• [Description of the task]: Copy the material word for word from its first line through the line containing "price-per-litre: Prix au", including both of those lines.

• [Data in this exercise]:
◆ ◆ ◆ ◆

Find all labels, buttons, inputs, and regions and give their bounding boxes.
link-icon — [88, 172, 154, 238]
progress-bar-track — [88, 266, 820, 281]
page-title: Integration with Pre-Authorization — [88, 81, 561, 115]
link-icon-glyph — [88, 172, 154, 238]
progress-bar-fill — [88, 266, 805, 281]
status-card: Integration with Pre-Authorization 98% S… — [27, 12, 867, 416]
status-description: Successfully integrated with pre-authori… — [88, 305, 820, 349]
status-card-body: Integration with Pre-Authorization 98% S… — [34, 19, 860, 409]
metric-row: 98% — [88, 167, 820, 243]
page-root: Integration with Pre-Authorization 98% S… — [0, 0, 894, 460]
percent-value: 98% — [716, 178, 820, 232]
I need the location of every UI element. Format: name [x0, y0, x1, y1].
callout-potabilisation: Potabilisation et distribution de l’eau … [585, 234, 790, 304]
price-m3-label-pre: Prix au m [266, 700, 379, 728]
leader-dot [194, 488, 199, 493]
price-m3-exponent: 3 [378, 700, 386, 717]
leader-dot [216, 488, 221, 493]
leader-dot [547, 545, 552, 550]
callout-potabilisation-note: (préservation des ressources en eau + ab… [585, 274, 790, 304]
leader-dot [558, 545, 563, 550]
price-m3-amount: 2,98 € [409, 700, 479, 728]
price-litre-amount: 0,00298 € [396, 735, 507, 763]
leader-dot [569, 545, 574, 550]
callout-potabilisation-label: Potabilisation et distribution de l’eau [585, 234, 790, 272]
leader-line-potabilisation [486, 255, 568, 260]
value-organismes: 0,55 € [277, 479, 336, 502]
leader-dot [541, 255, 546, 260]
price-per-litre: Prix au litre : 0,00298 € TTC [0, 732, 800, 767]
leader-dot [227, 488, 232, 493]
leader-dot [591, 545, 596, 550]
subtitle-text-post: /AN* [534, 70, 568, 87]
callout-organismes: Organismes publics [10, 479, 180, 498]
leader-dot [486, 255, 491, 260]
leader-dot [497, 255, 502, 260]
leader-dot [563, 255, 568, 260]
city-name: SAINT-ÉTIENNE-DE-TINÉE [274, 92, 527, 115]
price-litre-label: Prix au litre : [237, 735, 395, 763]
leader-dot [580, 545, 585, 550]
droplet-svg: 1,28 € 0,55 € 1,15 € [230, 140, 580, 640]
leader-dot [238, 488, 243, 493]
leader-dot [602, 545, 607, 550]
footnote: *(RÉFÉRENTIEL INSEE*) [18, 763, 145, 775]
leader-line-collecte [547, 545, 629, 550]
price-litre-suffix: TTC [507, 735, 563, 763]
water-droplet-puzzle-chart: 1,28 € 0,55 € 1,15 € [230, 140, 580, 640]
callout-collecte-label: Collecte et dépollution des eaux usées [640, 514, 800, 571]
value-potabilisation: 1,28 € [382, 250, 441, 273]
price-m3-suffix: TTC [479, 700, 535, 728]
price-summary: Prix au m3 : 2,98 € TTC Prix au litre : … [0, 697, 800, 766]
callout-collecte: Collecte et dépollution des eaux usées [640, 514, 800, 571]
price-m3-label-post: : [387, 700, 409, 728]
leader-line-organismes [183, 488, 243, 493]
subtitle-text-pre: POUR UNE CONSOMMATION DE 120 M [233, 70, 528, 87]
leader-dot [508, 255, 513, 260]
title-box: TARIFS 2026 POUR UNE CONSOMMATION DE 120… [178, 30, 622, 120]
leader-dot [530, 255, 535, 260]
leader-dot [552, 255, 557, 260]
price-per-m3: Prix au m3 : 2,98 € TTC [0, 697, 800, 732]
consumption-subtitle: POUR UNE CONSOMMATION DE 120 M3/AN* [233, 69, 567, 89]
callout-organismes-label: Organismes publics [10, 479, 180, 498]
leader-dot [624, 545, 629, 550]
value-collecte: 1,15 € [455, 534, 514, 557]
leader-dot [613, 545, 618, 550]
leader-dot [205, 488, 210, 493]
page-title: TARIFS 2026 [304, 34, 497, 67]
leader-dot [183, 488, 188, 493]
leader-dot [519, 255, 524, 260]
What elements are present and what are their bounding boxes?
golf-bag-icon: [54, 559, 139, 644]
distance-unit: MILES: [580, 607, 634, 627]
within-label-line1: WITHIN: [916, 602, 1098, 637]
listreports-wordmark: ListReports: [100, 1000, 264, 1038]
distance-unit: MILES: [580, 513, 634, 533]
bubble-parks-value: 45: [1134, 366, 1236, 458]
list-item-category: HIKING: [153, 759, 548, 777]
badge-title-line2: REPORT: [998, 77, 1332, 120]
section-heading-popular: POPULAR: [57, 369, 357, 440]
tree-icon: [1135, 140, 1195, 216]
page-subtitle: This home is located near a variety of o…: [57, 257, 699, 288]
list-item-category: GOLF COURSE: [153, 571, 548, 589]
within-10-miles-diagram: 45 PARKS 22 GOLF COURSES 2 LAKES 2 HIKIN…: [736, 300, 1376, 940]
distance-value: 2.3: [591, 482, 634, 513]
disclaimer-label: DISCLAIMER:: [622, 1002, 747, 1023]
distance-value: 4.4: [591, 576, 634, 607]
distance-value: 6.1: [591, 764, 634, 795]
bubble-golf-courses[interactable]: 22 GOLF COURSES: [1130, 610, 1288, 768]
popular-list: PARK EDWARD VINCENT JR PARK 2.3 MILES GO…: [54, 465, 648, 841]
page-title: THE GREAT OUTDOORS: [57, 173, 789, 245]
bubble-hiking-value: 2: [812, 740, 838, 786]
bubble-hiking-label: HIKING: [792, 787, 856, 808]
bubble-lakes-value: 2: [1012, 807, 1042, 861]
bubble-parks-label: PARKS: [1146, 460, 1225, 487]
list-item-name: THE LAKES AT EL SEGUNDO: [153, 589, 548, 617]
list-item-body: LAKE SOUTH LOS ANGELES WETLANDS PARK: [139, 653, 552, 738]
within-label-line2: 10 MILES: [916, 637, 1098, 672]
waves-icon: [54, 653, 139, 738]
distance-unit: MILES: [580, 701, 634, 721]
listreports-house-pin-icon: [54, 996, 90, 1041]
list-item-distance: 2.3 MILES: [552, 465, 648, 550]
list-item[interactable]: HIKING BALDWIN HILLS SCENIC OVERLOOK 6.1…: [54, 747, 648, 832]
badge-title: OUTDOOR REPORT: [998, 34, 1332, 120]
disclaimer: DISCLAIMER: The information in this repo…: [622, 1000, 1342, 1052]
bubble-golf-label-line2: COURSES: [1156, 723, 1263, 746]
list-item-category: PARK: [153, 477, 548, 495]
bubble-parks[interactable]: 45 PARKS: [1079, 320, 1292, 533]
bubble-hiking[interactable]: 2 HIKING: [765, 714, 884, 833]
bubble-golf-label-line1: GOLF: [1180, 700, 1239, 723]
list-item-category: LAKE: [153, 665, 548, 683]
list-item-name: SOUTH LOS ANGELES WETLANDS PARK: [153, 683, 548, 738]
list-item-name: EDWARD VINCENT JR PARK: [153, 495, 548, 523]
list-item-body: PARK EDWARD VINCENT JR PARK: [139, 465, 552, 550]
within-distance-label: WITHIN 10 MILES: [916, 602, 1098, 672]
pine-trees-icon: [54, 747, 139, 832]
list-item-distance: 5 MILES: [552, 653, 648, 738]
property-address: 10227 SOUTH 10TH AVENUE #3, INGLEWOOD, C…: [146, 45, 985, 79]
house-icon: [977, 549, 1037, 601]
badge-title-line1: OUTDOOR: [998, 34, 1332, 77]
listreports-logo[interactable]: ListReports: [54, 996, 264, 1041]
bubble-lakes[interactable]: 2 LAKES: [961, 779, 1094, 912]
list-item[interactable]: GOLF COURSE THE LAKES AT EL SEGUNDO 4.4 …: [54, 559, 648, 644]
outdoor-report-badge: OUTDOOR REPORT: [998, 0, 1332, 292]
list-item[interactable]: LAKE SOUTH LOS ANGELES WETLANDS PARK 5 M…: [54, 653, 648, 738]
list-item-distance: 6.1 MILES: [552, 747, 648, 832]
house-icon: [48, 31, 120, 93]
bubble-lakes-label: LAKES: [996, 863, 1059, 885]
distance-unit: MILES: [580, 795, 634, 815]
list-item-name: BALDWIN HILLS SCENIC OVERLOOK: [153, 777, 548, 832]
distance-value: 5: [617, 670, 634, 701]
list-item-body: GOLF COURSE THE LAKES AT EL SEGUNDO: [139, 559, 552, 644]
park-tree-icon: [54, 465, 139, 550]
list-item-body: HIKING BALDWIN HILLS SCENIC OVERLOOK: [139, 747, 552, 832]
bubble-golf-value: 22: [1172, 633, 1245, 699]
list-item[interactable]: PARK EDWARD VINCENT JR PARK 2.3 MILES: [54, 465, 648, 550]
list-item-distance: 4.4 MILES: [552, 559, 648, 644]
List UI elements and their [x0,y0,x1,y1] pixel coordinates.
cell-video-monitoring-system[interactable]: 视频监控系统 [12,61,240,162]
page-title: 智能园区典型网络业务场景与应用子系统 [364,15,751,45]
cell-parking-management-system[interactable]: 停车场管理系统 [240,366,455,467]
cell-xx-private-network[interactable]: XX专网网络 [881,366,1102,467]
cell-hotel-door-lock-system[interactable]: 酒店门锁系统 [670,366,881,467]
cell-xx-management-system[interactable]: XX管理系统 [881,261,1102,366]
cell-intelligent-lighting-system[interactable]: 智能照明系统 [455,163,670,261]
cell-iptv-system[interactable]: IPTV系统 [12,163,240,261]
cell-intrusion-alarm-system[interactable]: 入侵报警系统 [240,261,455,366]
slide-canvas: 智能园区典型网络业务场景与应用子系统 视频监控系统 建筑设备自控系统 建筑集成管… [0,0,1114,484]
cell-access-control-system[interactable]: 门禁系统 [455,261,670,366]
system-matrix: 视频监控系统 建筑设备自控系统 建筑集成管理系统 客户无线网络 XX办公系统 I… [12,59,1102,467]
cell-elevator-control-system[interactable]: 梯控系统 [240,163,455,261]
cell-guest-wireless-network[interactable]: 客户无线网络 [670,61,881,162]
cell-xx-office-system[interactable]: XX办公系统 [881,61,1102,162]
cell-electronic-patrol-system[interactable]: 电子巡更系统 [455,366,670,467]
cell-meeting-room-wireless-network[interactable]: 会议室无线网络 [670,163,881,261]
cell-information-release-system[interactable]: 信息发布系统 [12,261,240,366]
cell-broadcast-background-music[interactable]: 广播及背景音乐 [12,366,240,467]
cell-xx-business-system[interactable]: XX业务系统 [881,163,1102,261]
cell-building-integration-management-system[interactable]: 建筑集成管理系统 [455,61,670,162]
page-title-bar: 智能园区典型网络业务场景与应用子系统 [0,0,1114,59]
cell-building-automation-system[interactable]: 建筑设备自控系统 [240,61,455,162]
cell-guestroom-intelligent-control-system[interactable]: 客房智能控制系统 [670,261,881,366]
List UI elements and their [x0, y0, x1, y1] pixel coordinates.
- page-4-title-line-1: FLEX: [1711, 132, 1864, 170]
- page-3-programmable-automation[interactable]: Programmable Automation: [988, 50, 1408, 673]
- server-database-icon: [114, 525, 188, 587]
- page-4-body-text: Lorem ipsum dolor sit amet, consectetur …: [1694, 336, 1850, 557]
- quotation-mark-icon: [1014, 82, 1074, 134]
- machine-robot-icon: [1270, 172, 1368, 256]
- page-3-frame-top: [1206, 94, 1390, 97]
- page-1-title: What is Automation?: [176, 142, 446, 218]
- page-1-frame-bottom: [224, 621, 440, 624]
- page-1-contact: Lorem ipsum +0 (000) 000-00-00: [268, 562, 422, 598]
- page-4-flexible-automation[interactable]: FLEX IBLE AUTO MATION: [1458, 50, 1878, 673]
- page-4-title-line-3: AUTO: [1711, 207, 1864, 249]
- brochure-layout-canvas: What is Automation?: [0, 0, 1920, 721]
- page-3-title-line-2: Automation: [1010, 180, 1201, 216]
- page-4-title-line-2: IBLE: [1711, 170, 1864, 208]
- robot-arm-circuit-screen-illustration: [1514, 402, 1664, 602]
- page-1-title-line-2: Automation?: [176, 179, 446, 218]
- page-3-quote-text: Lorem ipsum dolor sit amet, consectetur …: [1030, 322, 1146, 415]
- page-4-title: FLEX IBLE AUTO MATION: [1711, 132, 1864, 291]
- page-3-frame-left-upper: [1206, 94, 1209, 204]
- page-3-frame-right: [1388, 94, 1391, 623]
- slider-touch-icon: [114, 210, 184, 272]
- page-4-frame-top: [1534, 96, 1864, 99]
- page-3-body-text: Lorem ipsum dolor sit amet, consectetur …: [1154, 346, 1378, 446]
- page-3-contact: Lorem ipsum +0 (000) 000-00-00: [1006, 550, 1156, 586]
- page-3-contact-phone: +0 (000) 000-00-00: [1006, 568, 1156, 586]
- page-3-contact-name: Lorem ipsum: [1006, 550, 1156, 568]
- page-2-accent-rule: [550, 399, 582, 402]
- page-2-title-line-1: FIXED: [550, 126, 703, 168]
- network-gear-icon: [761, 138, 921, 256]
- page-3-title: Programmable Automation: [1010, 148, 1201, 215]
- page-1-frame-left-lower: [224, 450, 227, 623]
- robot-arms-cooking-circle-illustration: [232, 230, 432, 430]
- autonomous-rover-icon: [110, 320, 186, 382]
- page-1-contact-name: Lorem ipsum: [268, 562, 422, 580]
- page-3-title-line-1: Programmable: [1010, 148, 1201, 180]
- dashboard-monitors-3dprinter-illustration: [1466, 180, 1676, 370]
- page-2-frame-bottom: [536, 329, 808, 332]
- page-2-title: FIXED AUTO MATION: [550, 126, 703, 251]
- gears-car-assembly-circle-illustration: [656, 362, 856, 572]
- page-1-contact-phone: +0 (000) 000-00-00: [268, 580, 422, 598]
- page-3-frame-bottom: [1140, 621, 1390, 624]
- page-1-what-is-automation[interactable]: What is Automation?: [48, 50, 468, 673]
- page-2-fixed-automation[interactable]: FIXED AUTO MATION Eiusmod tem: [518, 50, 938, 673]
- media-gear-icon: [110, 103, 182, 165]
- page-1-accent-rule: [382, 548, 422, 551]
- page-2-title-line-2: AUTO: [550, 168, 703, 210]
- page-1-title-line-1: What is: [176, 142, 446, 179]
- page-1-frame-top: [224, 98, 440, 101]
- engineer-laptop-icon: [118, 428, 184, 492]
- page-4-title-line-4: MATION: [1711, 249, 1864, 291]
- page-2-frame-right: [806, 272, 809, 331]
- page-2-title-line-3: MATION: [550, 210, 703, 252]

◆ ◆ ◆ ◆

• [Complete response]:
Find all labels, buttons, inputs, and regions and give their bounding boxes.
link-icon — [88, 172, 154, 238]
progress-bar-track — [88, 266, 820, 281]
page-title: Integration with Pre-Authorization — [88, 81, 561, 115]
link-icon-glyph — [88, 172, 154, 238]
progress-bar-fill — [88, 266, 805, 281]
status-card: Integration with Pre-Authorization 98% S… — [27, 12, 867, 416]
status-description: Successfully integrated with pre-authori… — [88, 305, 820, 349]
status-card-body: Integration with Pre-Authorization 98% S… — [34, 19, 860, 409]
metric-row: 98% — [88, 167, 820, 243]
page-root: Integration with Pre-Authorization 98% S… — [0, 0, 894, 460]
percent-value: 98% — [716, 178, 820, 232]
I need the location of every UI element. Format: name [x0, y0, x1, y1].
callout-potabilisation: Potabilisation et distribution de l’eau … [585, 234, 790, 304]
price-m3-label-pre: Prix au m [266, 700, 379, 728]
leader-dot [194, 488, 199, 493]
price-m3-exponent: 3 [378, 700, 386, 717]
leader-dot [216, 488, 221, 493]
leader-dot [547, 545, 552, 550]
callout-potabilisation-note: (préservation des ressources en eau + ab… [585, 274, 790, 304]
leader-dot [558, 545, 563, 550]
price-m3-amount: 2,98 € [409, 700, 479, 728]
price-litre-amount: 0,00298 € [396, 735, 507, 763]
leader-dot [569, 545, 574, 550]
callout-potabilisation-label: Potabilisation et distribution de l’eau [585, 234, 790, 272]
leader-line-potabilisation [486, 255, 568, 260]
value-organismes: 0,55 € [277, 479, 336, 502]
leader-dot [541, 255, 546, 260]
price-per-litre: Prix au litre : 0,00298 € TTC [0, 732, 800, 767]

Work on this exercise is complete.